- Prompt -
Copy each line below holding "JSON".

(Exercise data Opens)

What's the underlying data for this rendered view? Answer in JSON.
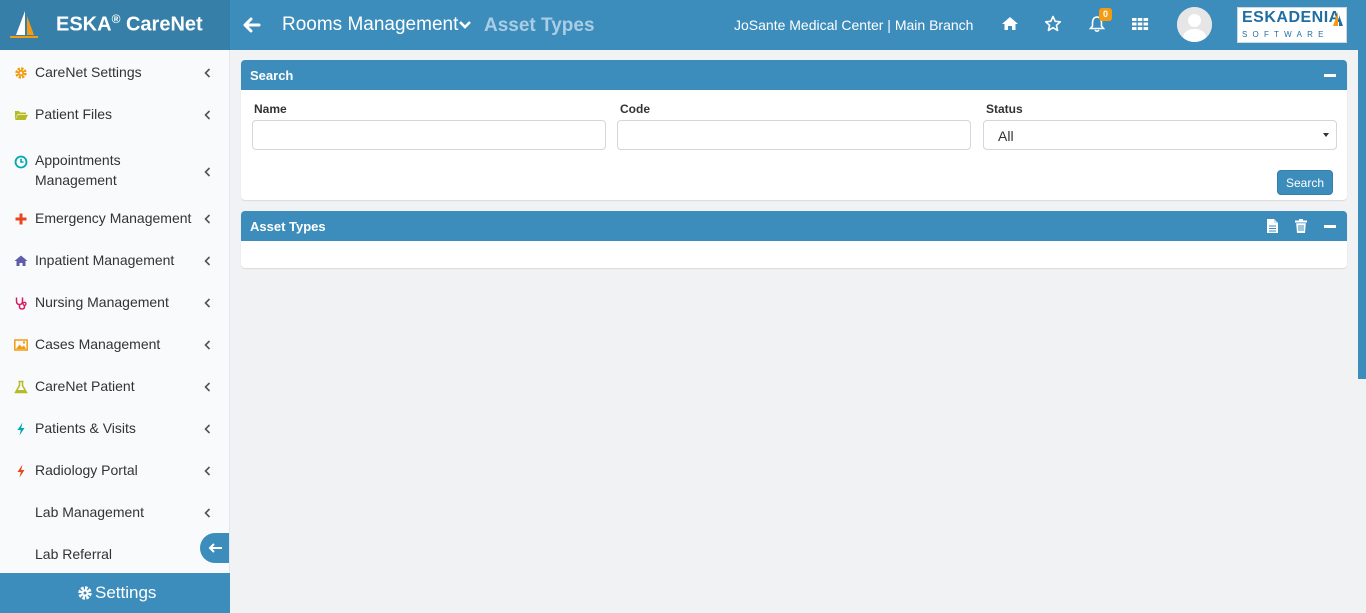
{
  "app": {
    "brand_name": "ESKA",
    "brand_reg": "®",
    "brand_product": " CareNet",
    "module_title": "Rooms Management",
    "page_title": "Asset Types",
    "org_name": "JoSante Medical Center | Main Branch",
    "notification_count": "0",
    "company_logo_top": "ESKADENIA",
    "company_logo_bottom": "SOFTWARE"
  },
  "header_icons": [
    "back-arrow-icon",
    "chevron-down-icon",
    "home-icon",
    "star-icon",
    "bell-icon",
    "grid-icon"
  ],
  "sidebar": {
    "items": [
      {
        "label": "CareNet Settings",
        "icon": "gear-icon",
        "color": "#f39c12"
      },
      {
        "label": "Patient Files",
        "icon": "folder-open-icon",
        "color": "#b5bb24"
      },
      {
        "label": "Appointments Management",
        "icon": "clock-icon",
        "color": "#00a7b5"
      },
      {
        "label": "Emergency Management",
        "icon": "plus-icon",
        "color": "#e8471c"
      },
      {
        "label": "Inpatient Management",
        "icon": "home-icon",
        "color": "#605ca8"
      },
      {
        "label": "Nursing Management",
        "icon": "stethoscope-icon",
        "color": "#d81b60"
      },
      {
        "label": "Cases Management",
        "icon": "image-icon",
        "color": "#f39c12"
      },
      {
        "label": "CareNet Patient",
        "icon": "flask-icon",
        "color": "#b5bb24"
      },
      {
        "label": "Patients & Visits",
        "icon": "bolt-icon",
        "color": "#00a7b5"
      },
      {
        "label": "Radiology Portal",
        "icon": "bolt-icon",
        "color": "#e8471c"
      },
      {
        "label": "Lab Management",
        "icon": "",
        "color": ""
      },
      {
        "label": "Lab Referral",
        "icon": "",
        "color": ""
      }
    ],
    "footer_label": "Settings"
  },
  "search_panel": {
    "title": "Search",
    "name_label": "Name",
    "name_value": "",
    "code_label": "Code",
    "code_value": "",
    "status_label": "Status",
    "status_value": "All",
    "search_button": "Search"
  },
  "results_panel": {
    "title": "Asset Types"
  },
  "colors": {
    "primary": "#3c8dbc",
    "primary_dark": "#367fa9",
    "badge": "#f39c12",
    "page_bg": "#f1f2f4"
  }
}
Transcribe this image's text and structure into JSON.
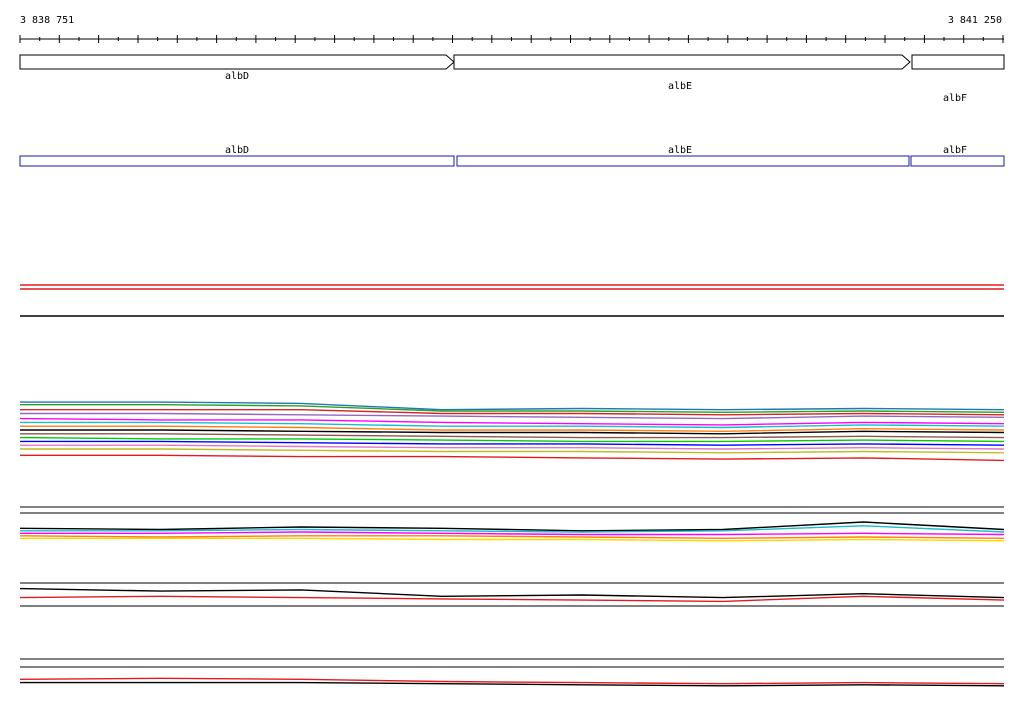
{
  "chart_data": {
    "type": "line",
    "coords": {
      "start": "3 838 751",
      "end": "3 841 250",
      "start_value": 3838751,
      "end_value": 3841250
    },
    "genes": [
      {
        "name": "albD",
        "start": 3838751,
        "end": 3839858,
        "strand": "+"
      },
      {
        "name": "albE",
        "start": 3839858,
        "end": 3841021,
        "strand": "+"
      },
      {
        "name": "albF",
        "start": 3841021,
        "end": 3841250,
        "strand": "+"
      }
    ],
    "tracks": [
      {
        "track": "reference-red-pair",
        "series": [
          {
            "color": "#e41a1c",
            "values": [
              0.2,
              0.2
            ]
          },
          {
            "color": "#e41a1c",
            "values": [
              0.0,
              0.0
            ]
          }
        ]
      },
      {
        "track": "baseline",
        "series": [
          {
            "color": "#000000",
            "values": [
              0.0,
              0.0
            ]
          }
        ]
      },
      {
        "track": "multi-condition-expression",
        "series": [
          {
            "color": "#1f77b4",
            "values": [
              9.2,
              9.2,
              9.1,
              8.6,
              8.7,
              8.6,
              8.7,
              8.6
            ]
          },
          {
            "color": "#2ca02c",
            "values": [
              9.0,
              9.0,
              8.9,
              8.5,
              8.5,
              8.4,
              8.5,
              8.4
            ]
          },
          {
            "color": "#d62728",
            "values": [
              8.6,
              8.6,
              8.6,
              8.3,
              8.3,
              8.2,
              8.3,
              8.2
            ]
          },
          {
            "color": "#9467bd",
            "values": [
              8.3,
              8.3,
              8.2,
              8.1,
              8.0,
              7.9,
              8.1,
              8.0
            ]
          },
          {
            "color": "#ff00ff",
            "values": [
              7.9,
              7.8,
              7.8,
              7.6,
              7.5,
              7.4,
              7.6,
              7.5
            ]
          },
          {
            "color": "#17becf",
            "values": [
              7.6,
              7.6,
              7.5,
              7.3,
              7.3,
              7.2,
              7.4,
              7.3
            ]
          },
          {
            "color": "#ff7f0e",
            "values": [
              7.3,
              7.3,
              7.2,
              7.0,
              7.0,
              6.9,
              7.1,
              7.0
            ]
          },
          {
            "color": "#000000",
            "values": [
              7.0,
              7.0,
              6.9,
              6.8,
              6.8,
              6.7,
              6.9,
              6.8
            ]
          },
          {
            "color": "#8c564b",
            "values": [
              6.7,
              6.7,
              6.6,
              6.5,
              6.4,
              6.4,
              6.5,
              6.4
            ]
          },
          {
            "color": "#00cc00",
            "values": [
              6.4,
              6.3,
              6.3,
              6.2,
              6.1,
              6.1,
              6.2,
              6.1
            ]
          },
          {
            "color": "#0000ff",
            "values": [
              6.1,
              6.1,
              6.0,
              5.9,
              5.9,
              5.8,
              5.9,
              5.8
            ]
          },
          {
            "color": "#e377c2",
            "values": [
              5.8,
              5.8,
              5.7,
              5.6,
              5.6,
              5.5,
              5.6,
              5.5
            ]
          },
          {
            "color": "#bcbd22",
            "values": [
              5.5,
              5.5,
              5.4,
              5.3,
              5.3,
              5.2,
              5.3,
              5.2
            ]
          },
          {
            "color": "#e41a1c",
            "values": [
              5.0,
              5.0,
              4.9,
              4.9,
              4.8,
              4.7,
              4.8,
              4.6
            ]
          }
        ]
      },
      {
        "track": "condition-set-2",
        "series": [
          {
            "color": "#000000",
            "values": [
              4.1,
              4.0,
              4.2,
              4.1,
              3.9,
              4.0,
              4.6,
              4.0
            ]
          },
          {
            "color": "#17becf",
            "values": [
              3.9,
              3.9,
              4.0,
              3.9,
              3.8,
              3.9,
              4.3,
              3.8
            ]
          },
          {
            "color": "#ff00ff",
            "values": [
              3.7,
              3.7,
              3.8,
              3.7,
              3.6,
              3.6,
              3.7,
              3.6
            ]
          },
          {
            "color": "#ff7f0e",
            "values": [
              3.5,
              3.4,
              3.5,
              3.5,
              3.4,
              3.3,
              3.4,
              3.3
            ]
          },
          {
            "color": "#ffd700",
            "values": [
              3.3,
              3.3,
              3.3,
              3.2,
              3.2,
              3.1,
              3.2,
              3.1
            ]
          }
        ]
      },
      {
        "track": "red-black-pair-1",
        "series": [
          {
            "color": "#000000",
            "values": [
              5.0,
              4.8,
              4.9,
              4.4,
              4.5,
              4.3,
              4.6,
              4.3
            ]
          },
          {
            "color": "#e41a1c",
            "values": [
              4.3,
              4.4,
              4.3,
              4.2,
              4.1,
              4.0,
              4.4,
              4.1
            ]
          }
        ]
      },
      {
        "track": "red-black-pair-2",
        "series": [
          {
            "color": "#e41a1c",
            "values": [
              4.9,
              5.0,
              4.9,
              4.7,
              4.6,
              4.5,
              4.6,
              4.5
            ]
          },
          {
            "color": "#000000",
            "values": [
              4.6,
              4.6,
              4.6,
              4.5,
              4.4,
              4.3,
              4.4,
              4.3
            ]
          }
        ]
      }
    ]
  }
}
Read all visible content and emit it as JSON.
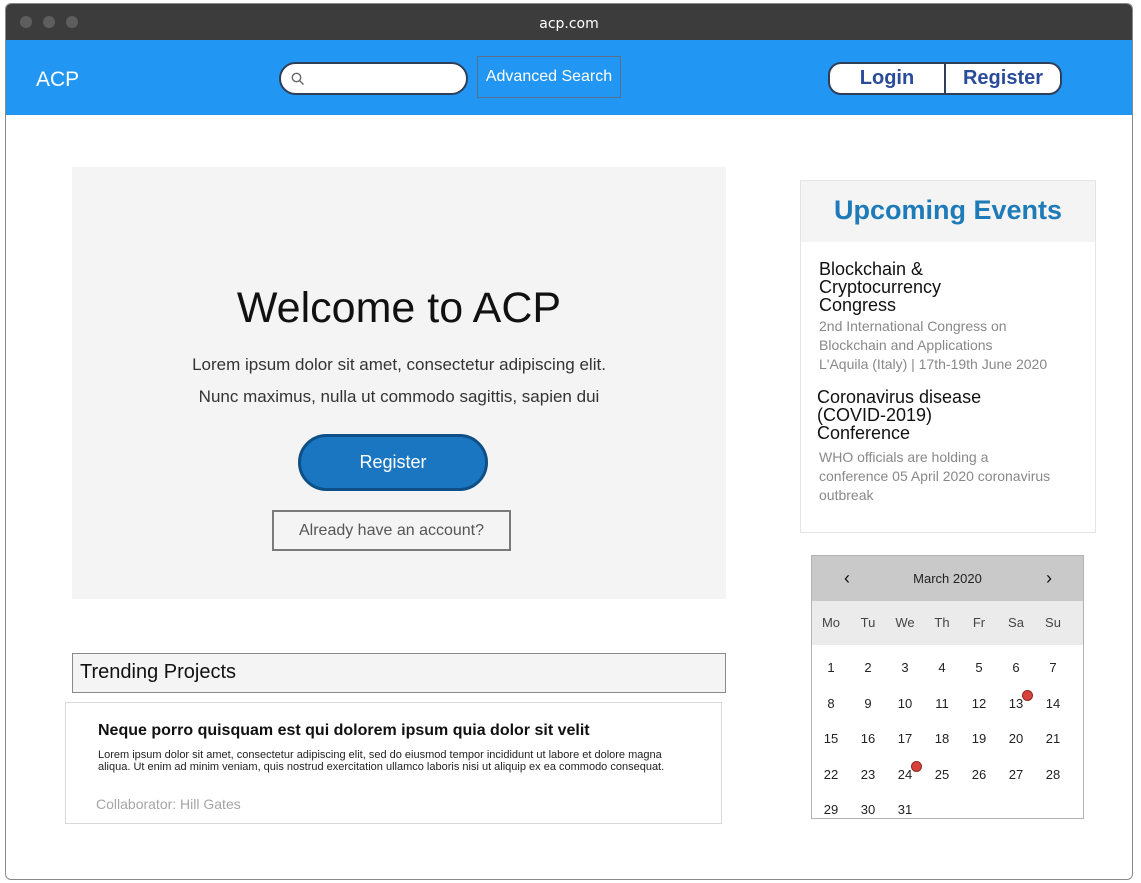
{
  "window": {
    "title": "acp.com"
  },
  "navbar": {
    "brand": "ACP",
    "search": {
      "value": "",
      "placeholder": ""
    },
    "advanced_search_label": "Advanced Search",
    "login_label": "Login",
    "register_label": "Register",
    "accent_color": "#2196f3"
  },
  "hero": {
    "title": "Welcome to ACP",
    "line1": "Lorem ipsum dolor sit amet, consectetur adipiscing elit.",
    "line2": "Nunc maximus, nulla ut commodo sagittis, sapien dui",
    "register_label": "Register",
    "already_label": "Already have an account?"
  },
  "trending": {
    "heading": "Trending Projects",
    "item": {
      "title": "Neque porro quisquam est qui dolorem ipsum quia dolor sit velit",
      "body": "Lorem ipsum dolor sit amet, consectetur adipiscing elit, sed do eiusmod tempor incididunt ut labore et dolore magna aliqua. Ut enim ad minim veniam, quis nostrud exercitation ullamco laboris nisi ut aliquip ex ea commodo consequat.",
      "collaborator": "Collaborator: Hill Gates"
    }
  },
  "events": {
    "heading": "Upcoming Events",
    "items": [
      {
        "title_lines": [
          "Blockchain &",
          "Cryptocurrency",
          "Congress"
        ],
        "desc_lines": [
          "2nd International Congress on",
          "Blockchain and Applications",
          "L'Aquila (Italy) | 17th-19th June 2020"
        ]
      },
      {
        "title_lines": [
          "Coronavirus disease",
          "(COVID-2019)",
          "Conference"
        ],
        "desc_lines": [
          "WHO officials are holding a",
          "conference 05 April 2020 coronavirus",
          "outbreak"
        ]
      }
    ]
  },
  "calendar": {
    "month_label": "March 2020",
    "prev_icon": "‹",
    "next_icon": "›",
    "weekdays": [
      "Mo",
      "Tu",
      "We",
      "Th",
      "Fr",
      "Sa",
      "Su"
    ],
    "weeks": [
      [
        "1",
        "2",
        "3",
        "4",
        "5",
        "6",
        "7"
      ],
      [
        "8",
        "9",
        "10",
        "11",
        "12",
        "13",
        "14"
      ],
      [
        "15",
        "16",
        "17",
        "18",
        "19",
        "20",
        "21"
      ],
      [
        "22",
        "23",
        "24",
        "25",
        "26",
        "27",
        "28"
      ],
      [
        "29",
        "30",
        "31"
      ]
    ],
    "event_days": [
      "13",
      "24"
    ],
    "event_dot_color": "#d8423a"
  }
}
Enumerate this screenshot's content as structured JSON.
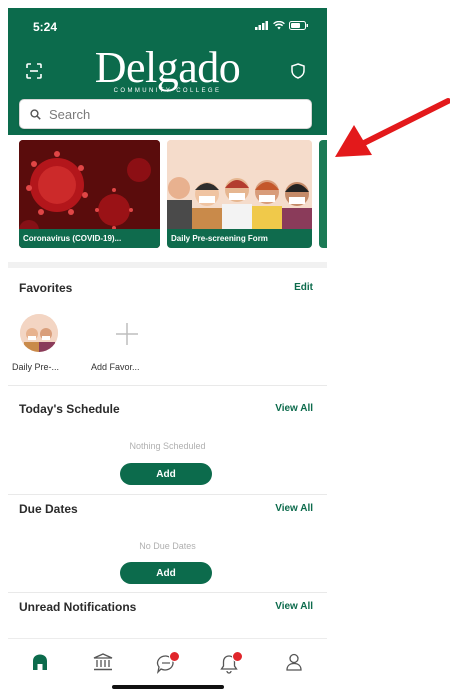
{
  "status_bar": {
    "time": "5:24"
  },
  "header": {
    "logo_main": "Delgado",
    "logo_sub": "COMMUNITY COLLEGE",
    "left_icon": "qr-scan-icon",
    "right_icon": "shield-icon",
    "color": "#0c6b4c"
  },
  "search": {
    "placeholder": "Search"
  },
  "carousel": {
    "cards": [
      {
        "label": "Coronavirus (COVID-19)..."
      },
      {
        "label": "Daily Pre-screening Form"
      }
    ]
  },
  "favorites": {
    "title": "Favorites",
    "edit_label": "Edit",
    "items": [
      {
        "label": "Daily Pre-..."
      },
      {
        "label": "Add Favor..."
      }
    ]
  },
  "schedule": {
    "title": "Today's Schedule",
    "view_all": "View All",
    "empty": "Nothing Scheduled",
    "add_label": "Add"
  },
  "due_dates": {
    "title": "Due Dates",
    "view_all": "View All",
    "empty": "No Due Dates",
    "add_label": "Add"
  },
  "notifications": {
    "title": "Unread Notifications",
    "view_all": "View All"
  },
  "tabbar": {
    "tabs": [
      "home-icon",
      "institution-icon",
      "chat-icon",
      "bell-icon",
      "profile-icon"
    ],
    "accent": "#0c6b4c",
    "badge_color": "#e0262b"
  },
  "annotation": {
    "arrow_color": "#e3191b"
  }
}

(Exercise data Closes)

- Written response -
What's the underlying data for this rendered view? Answer in JSON.
Transcribe this image's text and structure into JSON.
Read all visible content and emit it as JSON.
Enumerate this screenshot's content as structured JSON.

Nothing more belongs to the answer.